> [Problem requirements] Count the lines in the items below that contain the word "fluctuation", and reply with that number only.

> [Collection entries]
- - -

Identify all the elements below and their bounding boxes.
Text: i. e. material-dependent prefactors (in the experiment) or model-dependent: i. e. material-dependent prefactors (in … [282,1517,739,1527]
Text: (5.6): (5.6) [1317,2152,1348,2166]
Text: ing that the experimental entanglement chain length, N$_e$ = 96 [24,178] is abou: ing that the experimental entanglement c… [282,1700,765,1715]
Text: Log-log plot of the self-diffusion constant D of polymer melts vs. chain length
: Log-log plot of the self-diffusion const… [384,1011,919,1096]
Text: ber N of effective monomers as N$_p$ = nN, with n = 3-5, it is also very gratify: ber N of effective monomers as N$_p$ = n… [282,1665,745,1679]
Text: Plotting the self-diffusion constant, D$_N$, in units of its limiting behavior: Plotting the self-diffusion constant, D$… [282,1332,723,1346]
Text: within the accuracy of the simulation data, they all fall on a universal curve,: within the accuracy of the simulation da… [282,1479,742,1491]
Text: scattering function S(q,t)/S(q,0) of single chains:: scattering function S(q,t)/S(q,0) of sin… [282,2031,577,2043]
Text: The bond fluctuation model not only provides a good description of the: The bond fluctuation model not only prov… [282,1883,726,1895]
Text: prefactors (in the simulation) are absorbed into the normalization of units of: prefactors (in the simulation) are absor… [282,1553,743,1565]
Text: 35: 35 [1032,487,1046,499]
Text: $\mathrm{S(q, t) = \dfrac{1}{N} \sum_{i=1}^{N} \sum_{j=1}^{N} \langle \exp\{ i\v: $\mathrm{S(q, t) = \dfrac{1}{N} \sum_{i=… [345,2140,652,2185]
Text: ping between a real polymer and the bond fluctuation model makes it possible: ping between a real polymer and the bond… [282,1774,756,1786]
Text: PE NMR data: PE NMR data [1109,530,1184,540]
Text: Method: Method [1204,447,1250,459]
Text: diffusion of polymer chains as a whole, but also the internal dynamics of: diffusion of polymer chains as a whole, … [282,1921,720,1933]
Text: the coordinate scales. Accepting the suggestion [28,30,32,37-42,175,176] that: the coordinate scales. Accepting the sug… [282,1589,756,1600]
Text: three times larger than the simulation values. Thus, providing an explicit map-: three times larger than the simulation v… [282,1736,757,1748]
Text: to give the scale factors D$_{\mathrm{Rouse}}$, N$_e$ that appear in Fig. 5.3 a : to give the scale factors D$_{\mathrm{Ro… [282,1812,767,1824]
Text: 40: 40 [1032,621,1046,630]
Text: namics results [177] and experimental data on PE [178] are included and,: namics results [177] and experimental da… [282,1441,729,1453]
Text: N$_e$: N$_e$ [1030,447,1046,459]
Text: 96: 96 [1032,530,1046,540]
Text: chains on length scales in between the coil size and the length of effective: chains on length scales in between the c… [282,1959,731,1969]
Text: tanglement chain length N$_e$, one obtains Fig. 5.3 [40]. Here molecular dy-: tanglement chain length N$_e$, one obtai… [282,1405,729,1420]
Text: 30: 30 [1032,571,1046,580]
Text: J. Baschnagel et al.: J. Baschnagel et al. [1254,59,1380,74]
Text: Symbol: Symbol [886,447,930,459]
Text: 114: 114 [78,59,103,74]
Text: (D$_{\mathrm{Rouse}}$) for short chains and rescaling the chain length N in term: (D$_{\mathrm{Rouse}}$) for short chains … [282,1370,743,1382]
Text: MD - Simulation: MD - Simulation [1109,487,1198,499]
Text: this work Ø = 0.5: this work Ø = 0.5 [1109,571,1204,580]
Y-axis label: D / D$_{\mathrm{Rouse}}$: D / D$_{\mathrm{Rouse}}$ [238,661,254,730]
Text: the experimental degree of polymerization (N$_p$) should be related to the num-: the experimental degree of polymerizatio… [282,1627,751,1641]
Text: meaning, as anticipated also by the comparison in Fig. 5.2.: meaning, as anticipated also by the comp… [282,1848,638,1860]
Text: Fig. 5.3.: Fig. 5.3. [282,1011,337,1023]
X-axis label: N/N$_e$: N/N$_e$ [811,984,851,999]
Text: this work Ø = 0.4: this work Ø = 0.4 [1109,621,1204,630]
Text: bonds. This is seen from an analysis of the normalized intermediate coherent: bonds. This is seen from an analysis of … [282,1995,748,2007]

- - -

> [Answer to the problem] 2